## [Written request]
Look through the data and write out every line with the word "JSON" in it.

## [Provided entries]
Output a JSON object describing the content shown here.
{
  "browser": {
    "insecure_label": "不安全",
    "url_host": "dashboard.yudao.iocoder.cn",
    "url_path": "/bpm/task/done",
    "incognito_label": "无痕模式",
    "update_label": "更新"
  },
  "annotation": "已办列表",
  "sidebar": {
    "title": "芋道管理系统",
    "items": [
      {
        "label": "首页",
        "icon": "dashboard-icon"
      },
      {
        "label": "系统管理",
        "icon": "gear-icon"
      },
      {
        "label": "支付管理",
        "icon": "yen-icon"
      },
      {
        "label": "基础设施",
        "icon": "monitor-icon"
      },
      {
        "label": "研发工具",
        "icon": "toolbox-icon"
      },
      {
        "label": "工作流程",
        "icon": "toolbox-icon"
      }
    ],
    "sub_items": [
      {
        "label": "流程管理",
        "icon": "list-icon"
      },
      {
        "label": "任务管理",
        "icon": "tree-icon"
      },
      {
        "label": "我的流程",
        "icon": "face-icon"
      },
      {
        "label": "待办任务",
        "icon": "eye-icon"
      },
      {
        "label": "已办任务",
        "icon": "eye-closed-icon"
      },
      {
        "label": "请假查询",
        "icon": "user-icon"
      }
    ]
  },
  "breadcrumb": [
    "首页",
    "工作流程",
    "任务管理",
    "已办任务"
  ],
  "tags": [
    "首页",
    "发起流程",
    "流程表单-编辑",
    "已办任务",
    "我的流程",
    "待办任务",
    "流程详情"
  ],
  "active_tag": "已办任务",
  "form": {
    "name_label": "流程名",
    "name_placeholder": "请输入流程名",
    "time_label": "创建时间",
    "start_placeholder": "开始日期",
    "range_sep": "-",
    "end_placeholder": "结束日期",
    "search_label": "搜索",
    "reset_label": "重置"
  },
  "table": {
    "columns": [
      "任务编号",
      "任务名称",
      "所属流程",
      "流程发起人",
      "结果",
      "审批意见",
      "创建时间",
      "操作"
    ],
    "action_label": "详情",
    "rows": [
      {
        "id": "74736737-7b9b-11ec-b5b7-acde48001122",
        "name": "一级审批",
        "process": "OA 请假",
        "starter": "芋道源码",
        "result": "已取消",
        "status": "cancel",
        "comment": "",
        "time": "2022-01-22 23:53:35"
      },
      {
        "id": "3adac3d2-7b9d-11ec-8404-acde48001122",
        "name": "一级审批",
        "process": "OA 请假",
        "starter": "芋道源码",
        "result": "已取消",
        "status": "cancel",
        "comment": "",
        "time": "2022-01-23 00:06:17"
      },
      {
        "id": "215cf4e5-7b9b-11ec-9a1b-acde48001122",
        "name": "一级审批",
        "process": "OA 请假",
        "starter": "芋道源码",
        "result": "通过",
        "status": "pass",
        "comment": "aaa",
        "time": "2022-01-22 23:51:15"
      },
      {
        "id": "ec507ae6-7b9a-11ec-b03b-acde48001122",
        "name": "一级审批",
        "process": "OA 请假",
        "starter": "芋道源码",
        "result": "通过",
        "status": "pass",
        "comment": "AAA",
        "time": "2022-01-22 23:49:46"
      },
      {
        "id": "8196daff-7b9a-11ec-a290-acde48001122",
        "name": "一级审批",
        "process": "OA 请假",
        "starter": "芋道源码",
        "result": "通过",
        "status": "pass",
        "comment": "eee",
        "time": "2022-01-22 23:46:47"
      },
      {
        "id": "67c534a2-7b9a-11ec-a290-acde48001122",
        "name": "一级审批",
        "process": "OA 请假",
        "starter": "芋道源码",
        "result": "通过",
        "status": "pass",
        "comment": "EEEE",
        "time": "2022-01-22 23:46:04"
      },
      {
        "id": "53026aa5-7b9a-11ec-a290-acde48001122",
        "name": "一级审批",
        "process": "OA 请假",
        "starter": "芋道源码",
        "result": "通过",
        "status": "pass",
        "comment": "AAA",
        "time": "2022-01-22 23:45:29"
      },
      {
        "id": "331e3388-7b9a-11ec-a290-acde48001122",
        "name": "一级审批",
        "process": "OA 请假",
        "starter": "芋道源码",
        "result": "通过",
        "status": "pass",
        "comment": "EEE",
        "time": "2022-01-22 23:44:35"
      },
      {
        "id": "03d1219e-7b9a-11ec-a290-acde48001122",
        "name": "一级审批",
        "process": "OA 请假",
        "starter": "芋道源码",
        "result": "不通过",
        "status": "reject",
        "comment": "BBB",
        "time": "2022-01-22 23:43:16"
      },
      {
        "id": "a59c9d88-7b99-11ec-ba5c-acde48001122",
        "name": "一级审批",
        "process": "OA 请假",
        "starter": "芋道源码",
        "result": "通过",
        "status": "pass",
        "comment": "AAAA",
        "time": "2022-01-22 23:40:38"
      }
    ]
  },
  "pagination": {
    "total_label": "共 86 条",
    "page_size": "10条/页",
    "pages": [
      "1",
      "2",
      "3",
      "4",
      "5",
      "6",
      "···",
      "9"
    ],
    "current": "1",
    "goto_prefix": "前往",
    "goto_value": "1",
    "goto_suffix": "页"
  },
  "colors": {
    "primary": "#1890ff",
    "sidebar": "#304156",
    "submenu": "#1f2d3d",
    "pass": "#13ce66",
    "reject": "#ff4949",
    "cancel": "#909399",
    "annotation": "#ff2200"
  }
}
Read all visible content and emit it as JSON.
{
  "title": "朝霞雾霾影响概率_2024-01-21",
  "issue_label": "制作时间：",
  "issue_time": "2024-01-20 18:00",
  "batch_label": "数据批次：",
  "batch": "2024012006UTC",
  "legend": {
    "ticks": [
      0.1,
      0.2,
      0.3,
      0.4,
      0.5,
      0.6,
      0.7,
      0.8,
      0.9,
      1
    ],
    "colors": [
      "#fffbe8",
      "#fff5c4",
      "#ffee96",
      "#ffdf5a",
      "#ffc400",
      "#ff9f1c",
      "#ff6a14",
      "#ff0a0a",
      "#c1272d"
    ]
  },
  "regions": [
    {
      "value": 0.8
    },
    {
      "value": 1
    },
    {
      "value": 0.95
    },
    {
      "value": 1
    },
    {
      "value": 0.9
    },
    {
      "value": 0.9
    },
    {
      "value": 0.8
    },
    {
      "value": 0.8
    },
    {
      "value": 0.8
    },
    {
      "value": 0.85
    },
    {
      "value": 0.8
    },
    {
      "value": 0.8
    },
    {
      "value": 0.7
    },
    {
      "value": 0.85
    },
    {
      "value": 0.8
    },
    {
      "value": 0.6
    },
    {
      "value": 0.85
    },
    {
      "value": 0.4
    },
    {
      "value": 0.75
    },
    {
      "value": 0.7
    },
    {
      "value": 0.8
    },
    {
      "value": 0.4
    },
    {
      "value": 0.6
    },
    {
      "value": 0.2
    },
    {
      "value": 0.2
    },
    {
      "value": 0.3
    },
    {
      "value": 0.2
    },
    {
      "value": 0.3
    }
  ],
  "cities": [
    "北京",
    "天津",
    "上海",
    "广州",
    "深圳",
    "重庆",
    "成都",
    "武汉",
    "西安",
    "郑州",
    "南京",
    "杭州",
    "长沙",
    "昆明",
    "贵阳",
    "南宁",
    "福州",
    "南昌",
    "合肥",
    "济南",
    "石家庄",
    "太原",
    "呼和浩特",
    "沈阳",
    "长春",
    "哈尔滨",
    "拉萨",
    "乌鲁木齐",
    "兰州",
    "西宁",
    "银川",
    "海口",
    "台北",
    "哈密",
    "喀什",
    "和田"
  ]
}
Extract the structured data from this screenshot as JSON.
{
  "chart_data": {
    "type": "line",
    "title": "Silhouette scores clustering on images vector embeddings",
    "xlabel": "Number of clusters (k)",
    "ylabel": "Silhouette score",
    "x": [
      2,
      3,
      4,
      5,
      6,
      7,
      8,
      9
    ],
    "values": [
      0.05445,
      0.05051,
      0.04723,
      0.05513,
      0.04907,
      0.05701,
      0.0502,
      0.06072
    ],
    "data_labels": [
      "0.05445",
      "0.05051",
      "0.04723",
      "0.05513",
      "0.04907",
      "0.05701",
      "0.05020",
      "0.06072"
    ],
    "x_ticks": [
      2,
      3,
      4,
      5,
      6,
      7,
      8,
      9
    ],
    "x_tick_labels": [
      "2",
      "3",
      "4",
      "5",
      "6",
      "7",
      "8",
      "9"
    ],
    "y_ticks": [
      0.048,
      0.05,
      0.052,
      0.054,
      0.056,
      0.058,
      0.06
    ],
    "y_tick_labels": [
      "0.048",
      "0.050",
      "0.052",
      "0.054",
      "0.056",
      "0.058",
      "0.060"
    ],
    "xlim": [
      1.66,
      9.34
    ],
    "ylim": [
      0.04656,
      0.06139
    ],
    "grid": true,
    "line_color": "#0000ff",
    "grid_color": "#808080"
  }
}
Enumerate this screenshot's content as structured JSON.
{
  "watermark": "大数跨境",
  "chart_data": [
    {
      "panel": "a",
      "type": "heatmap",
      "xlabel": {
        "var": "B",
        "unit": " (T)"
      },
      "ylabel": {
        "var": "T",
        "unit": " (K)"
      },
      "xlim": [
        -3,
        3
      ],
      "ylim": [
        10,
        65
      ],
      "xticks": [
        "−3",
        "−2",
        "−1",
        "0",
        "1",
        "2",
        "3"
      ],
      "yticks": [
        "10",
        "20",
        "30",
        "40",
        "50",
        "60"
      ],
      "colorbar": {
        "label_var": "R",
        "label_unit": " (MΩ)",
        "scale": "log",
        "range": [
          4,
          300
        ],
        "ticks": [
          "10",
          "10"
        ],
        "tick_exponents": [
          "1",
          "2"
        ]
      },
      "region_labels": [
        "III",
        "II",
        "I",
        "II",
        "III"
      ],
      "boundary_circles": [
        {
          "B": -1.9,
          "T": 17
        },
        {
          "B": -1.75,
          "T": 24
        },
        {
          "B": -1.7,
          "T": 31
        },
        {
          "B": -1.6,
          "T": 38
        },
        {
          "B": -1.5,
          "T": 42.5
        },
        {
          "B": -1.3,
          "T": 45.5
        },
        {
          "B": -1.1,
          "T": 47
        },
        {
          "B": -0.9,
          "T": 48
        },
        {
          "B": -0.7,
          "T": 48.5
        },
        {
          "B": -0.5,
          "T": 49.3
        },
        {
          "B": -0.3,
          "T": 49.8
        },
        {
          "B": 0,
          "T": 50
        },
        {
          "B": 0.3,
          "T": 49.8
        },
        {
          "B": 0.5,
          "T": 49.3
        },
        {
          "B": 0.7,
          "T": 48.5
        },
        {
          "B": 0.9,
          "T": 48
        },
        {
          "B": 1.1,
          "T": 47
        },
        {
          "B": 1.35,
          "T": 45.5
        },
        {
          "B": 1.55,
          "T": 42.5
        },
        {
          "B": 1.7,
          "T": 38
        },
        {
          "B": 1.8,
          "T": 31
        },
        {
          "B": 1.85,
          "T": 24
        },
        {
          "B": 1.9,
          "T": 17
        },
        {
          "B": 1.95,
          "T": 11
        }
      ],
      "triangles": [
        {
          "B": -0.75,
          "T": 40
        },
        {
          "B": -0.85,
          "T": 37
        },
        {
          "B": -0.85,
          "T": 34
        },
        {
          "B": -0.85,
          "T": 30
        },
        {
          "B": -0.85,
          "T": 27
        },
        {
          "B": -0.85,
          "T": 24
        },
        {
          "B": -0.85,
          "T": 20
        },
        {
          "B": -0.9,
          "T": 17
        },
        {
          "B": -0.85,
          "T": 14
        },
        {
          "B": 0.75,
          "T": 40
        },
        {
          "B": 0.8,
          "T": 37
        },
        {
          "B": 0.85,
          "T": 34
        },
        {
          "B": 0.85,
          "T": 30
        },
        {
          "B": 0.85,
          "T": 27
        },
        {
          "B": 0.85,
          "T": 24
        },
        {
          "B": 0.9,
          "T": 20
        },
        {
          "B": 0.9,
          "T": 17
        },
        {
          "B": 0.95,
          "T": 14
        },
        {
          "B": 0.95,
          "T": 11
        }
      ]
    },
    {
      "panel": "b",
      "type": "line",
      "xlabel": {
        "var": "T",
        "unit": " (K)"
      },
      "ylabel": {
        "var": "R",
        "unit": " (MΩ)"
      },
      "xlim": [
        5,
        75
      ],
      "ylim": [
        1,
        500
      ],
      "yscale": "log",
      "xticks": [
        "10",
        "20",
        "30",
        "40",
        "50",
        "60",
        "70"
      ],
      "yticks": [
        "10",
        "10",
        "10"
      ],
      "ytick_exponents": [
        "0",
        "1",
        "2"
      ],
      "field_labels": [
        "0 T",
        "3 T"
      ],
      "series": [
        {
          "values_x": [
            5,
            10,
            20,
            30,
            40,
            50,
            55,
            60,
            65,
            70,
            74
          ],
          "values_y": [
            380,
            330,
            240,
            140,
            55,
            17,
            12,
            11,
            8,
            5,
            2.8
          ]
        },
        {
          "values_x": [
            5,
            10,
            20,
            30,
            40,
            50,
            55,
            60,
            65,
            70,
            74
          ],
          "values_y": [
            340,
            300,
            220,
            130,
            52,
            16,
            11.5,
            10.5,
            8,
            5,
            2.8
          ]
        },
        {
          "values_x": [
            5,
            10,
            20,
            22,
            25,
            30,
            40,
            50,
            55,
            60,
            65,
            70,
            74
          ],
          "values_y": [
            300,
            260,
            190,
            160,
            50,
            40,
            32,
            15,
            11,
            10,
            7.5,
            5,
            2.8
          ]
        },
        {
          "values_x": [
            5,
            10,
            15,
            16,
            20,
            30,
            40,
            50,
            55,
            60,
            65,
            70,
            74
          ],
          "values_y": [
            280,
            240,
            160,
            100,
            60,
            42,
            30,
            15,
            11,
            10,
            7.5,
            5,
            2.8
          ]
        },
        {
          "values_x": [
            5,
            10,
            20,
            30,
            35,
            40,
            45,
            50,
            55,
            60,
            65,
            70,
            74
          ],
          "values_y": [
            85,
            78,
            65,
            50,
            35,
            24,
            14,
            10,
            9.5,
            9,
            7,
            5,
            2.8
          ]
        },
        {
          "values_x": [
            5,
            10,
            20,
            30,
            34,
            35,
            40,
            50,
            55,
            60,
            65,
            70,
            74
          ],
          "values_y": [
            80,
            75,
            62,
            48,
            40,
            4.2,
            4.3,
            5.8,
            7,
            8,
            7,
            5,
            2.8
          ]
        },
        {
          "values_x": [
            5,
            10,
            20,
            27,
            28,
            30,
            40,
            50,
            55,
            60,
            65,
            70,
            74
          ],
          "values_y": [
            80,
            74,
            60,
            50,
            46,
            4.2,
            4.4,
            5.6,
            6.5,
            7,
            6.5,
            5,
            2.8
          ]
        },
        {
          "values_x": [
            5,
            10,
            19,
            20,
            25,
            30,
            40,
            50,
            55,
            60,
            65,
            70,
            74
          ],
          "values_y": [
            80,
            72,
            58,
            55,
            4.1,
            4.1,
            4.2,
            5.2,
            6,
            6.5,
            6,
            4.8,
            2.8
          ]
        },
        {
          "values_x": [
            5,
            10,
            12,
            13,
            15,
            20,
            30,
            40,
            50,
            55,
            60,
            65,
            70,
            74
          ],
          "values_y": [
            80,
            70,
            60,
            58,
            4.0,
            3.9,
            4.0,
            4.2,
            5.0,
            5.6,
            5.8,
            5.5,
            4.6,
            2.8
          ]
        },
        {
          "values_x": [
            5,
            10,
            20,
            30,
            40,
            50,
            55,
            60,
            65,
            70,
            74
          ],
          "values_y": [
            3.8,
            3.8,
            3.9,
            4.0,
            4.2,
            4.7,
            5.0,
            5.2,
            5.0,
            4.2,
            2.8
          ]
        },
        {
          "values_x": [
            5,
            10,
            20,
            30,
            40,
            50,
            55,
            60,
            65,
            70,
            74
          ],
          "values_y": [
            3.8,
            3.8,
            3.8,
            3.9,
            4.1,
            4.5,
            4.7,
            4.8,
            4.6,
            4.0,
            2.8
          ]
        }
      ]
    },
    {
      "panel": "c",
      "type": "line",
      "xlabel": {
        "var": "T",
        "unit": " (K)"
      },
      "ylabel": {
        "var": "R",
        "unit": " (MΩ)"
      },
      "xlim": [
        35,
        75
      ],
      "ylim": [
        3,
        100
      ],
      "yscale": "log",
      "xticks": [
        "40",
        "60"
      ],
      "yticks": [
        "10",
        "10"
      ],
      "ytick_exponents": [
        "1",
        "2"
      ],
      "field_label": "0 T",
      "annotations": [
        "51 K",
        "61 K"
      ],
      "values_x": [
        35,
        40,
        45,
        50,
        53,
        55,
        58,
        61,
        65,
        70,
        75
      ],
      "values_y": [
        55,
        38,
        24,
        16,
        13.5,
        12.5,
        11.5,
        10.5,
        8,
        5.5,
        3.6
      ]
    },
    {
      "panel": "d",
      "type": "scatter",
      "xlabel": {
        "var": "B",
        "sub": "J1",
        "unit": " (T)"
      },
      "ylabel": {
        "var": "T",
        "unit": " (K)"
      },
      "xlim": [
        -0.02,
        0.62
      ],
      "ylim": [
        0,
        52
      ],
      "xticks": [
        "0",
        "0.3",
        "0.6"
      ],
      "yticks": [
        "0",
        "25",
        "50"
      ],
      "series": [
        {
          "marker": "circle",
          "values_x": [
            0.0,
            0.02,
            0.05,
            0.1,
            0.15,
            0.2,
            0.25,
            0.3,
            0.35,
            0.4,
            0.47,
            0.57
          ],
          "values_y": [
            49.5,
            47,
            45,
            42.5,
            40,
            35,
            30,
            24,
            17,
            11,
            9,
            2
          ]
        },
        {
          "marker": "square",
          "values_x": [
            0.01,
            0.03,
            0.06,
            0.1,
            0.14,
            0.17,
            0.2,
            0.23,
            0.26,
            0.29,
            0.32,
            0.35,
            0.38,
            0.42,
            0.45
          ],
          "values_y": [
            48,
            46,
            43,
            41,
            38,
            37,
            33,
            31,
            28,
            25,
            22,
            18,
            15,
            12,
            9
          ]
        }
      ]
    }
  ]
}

## [Exercise output]
Output a JSON object describing the content shown here.
Read all visible content and emit it as JSON.
Extract the structured data from this screenshot as JSON.
Enumerate this screenshot's content as structured JSON.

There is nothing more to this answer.